Data listing
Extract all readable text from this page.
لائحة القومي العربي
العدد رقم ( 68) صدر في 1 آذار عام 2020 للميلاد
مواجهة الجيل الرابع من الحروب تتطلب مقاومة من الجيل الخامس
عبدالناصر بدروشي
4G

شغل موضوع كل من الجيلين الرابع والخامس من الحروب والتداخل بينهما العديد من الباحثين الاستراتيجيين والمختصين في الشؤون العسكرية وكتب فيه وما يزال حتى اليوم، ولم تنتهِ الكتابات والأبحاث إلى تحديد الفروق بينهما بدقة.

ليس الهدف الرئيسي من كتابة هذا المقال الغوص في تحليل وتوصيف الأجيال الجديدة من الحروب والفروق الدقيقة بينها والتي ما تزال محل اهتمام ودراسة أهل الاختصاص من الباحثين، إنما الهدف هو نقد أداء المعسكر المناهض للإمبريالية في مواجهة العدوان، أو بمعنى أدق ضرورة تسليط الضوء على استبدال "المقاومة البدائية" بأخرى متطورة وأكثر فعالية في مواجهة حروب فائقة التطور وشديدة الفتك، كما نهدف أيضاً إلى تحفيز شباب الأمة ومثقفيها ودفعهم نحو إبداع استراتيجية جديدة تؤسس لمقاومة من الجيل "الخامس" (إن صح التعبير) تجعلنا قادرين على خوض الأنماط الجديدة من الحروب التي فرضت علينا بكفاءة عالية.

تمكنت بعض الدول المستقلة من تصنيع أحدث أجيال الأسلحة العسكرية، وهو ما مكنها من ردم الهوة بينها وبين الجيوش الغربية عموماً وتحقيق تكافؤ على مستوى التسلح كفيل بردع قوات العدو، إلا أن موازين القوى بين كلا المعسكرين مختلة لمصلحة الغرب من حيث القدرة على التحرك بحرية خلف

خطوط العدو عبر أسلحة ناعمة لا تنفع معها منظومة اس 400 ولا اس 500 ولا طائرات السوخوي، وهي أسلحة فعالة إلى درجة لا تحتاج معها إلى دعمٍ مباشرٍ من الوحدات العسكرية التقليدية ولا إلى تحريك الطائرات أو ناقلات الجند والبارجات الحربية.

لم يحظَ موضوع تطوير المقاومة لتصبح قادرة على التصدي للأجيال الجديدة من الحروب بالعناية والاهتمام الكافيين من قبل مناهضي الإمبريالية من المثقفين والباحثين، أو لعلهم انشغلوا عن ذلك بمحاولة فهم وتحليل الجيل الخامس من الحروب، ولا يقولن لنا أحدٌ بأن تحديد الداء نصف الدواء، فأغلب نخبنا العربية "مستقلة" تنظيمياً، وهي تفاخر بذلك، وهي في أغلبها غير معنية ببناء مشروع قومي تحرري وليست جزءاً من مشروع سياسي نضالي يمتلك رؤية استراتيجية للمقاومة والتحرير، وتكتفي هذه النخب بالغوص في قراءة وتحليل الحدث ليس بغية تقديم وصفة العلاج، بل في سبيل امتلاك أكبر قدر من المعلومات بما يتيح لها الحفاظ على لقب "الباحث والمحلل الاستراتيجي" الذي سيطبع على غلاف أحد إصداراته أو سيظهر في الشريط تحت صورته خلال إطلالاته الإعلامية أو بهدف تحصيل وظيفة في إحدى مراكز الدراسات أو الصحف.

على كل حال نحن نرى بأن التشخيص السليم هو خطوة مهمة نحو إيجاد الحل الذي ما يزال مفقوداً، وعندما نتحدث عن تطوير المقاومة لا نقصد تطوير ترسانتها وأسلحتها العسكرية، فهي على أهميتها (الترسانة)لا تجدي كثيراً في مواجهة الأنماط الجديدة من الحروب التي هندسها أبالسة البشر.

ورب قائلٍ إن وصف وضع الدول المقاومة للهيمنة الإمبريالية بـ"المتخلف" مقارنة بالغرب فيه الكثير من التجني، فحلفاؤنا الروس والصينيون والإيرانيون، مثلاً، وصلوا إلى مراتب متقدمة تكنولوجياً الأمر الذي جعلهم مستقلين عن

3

■ WRITTEN REQUEST
Transcribe the data. Leave every line exactly as it is.

■ THE OUTPUT
Extract all readable text from this page.
لائحة القومي العربي
العدد رقم ( 68) صدر في 1 آذار عام 2020 للميلاد
مواجهة الجيل الرابع من الحروب تتطلب مقاومة من الجيل الخامس
عبدالناصر بدروشي
4G

شغل موضوع كل من الجيلين الرابع والخامس من الحروب والتداخل بينهما العديد من الباحثين الاستراتيجيين والمختصين في الشؤون العسكرية وكتب فيه وما يزال حتى اليوم، ولم تنتهِ الكتابات والأبحاث إلى تحديد الفروق بينهما بدقة.

ليس الهدف الرئيسي من كتابة هذا المقال الغوص في تحليل وتوصيف الأجيال الجديدة من الحروب والفروق الدقيقة بينها والتي ما تزال محل اهتمام ودراسة أهل الاختصاص من الباحثين، إنما الهدف هو نقد أداء المعسكر المناهض للإمبريالية في مواجهة العدوان، أو بمعنى أدق ضرورة تسليط الضوء على استبدال "المقاومة البدائية" بأخرى متطورة وأكثر فعالية في مواجهة حروب فائقة التطور وشديدة الفتك، كما نهدف أيضاً إلى تحفيز شباب الأمة ومثقفيها ودفعهم نحو إبداع استراتيجية جديدة تؤسس لمقاومة من الجيل "الخامس" (إن صح التعبير) تجعلنا قادرين على خوض الأنماط الجديدة من الحروب التي فرضت علينا بكفاءة عالية.

تمكنت بعض الدول المستقلة من تصنيع أحدث أجيال الأسلحة العسكرية، وهو ما مكنها من ردم الهوة بينها وبين الجيوش الغربية عموماً وتحقيق تكافؤ على مستوى التسلح كفيل بردع قوات العدو، إلا أن موازين القوى بين كلا المعسكرين مختلة لمصلحة الغرب من حيث القدرة على التحرك بحرية خلف

خطوط العدو عبر أسلحة ناعمة لا تنفع معها منظومة اس 400 ولا اس 500 ولا طائرات السوخوي، وهي أسلحة فعالة إلى درجة لا تحتاج معها إلى دعمٍ مباشرٍ من الوحدات العسكرية التقليدية ولا إلى تحريك الطائرات أو ناقلات الجند والبارجات الحربية.

لم يحظَ موضوع تطوير المقاومة لتصبح قادرة على التصدي للأجيال الجديدة من الحروب بالعناية والاهتمام الكافيين من قبل مناهضي الإمبريالية من المثقفين والباحثين، أو لعلهم انشغلوا عن ذلك بمحاولة فهم وتحليل الجيل الخامس من الحروب، ولا يقولن لنا أحدٌ بأن تحديد الداء نصف الدواء، فأغلب نخبنا العربية "مستقلة" تنظيمياً، وهي تفاخر بذلك، وهي في أغلبها غير معنية ببناء مشروع قومي تحرري وليست جزءاً من مشروع سياسي نضالي يمتلك رؤية استراتيجية للمقاومة والتحرير، وتكتفي هذه النخب بالغوص في قراءة وتحليل الحدث ليس بغية تقديم وصفة العلاج، بل في سبيل امتلاك أكبر قدر من المعلومات بما يتيح لها الحفاظ على لقب "الباحث والمحلل الاستراتيجي" الذي سيطبع على غلاف أحد إصداراته أو سيظهر في الشريط تحت صورته خلال إطلالاته الإعلامية أو بهدف تحصيل وظيفة في إحدى مراكز الدراسات أو الصحف.

على كل حال نحن نرى بأن التشخيص السليم هو خطوة مهمة نحو إيجاد الحل الذي ما يزال مفقوداً، وعندما نتحدث عن تطوير المقاومة لا نقصد تطوير ترسانتها وأسلحتها العسكرية، فهي على أهميتها (الترسانة)لا تجدي كثيراً في مواجهة الأنماط الجديدة من الحروب التي هندسها أبالسة البشر.

ورب قائلٍ إن وصف وضع الدول المقاومة للهيمنة الإمبريالية بـ"المتخلف" مقارنة بالغرب فيه الكثير من التجني، فحلفاؤنا الروس والصينيون والإيرانيون، مثلاً، وصلوا إلى مراتب متقدمة تكنولوجياً الأمر الذي جعلهم مستقلين عن

3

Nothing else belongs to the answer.